## WHAT IS NEEDED
Output all of the entries exactly as written.

(Stored data)

++++

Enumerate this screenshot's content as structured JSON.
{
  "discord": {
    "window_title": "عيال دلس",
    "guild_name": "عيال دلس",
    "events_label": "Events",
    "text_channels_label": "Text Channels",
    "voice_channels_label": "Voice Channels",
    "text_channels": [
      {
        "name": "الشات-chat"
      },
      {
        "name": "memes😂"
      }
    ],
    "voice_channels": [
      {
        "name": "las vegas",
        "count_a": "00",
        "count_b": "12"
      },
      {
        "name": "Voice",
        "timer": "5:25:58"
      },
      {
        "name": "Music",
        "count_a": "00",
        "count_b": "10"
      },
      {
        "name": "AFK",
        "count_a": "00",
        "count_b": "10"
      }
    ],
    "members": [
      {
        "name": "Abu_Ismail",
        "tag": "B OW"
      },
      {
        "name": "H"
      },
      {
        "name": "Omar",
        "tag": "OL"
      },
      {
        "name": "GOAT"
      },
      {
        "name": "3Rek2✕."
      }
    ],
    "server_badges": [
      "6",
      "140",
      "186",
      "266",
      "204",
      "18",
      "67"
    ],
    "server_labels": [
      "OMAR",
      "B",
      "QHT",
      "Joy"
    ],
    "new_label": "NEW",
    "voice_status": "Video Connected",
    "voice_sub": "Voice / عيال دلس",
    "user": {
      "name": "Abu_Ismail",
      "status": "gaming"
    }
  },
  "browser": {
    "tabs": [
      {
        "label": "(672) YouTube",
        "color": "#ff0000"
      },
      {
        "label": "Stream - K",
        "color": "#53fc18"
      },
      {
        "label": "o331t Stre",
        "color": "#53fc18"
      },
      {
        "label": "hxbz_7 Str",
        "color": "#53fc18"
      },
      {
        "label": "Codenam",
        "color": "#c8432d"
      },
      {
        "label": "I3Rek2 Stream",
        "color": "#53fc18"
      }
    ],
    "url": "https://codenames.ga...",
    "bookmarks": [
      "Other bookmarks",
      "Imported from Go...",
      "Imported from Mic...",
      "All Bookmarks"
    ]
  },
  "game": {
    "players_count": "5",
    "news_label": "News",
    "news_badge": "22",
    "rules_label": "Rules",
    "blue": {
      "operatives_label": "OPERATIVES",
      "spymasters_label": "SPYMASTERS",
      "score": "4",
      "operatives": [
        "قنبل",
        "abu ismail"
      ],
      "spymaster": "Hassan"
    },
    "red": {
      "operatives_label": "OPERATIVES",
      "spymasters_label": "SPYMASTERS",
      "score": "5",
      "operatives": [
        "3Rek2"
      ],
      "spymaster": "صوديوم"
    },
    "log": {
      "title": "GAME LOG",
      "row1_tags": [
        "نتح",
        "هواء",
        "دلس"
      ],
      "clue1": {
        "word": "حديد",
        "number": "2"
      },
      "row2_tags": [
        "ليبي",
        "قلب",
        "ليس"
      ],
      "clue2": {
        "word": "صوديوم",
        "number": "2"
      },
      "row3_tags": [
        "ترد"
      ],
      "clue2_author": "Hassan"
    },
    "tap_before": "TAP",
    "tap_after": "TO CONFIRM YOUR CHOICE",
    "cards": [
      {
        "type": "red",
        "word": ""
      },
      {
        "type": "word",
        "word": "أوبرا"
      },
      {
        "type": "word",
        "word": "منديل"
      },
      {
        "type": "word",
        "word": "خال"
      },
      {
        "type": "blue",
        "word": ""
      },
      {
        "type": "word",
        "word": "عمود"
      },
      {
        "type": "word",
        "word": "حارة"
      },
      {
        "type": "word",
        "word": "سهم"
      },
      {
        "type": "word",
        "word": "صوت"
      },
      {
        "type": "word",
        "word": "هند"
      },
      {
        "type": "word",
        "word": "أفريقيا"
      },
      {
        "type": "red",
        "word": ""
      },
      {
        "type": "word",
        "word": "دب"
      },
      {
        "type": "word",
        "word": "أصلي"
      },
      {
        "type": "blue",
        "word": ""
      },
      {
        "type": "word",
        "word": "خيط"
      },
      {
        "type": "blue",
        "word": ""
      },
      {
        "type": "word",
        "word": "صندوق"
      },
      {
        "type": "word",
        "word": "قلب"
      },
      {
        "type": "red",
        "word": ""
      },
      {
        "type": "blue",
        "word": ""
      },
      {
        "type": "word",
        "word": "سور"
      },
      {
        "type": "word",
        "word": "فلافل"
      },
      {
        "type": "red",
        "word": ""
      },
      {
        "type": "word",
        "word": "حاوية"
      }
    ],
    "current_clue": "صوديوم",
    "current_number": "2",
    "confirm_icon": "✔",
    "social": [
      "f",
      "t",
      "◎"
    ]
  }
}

++++

## SOLUTION TO THIS PROBLEM
Enumerate this screenshot's content as structured JSON.
{
  "discord": {
    "window_title": "عيال دلس",
    "guild_name": "عيال دلس",
    "events_label": "Events",
    "text_channels_label": "Text Channels",
    "voice_channels_label": "Voice Channels",
    "text_channels": [
      {
        "name": "الشات-chat"
      },
      {
        "name": "memes😂"
      }
    ],
    "voice_channels": [
      {
        "name": "las vegas",
        "count_a": "00",
        "count_b": "12"
      },
      {
        "name": "Voice",
        "timer": "5:25:58"
      },
      {
        "name": "Music",
        "count_a": "00",
        "count_b": "10"
      },
      {
        "name": "AFK",
        "count_a": "00",
        "count_b": "10"
      }
    ],
    "members": [
      {
        "name": "Abu_Ismail",
        "tag": "B OW"
      },
      {
        "name": "H"
      },
      {
        "name": "Omar",
        "tag": "OL"
      },
      {
        "name": "GOAT"
      },
      {
        "name": "3Rek2✕."
      }
    ],
    "server_badges": [
      "6",
      "140",
      "186",
      "266",
      "204",
      "18",
      "67"
    ],
    "server_labels": [
      "OMAR",
      "B",
      "QHT",
      "Joy"
    ],
    "new_label": "NEW",
    "voice_status": "Video Connected",
    "voice_sub": "Voice / عيال دلس",
    "user": {
      "name": "Abu_Ismail",
      "status": "gaming"
    }
  },
  "browser": {
    "tabs": [
      {
        "label": "(672) YouTube",
        "color": "#ff0000"
      },
      {
        "label": "Stream - K",
        "color": "#53fc18"
      },
      {
        "label": "o331t Stre",
        "color": "#53fc18"
      },
      {
        "label": "hxbz_7 Str",
        "color": "#53fc18"
      },
      {
        "label": "Codenam",
        "color": "#c8432d"
      },
      {
        "label": "I3Rek2 Stream",
        "color": "#53fc18"
      }
    ],
    "url": "https://codenames.ga...",
    "bookmarks": [
      "Other bookmarks",
      "Imported from Go...",
      "Imported from Mic...",
      "All Bookmarks"
    ]
  },
  "game": {
    "players_count": "5",
    "news_label": "News",
    "news_badge": "22",
    "rules_label": "Rules",
    "blue": {
      "operatives_label": "OPERATIVES",
      "spymasters_label": "SPYMASTERS",
      "score": "4",
      "operatives": [
        "قنبل",
        "abu ismail"
      ],
      "spymaster": "Hassan"
    },
    "red": {
      "operatives_label": "OPERATIVES",
      "spymasters_label": "SPYMASTERS",
      "score": "5",
      "operatives": [
        "3Rek2"
      ],
      "spymaster": "صوديوم"
    },
    "log": {
      "title": "GAME LOG",
      "row1_tags": [
        "نتح",
        "هواء",
        "دلس"
      ],
      "clue1": {
        "word": "حديد",
        "number": "2"
      },
      "row2_tags": [
        "ليبي",
        "قلب",
        "ليس"
      ],
      "clue2": {
        "word": "صوديوم",
        "number": "2"
      },
      "row3_tags": [
        "ترد"
      ],
      "clue2_author": "Hassan"
    },
    "tap_before": "TAP",
    "tap_after": "TO CONFIRM YOUR CHOICE",
    "cards": [
      {
        "type": "red",
        "word": ""
      },
      {
        "type": "word",
        "word": "أوبرا"
      },
      {
        "type": "word",
        "word": "منديل"
      },
      {
        "type": "word",
        "word": "خال"
      },
      {
        "type": "blue",
        "word": ""
      },
      {
        "type": "word",
        "word": "عمود"
      },
      {
        "type": "word",
        "word": "حارة"
      },
      {
        "type": "word",
        "word": "سهم"
      },
      {
        "type": "word",
        "word": "صوت"
      },
      {
        "type": "word",
        "word": "هند"
      },
      {
        "type": "word",
        "word": "أفريقيا"
      },
      {
        "type": "red",
        "word": ""
      },
      {
        "type": "word",
        "word": "دب"
      },
      {
        "type": "word",
        "word": "أصلي"
      },
      {
        "type": "blue",
        "word": ""
      },
      {
        "type": "word",
        "word": "خيط"
      },
      {
        "type": "blue",
        "word": ""
      },
      {
        "type": "word",
        "word": "صندوق"
      },
      {
        "type": "word",
        "word": "قلب"
      },
      {
        "type": "red",
        "word": ""
      },
      {
        "type": "blue",
        "word": ""
      },
      {
        "type": "word",
        "word": "سور"
      },
      {
        "type": "word",
        "word": "فلافل"
      },
      {
        "type": "red",
        "word": ""
      },
      {
        "type": "word",
        "word": "حاوية"
      }
    ],
    "current_clue": "صوديوم",
    "current_number": "2",
    "confirm_icon": "✔",
    "social": [
      "f",
      "t",
      "◎"
    ]
  }
}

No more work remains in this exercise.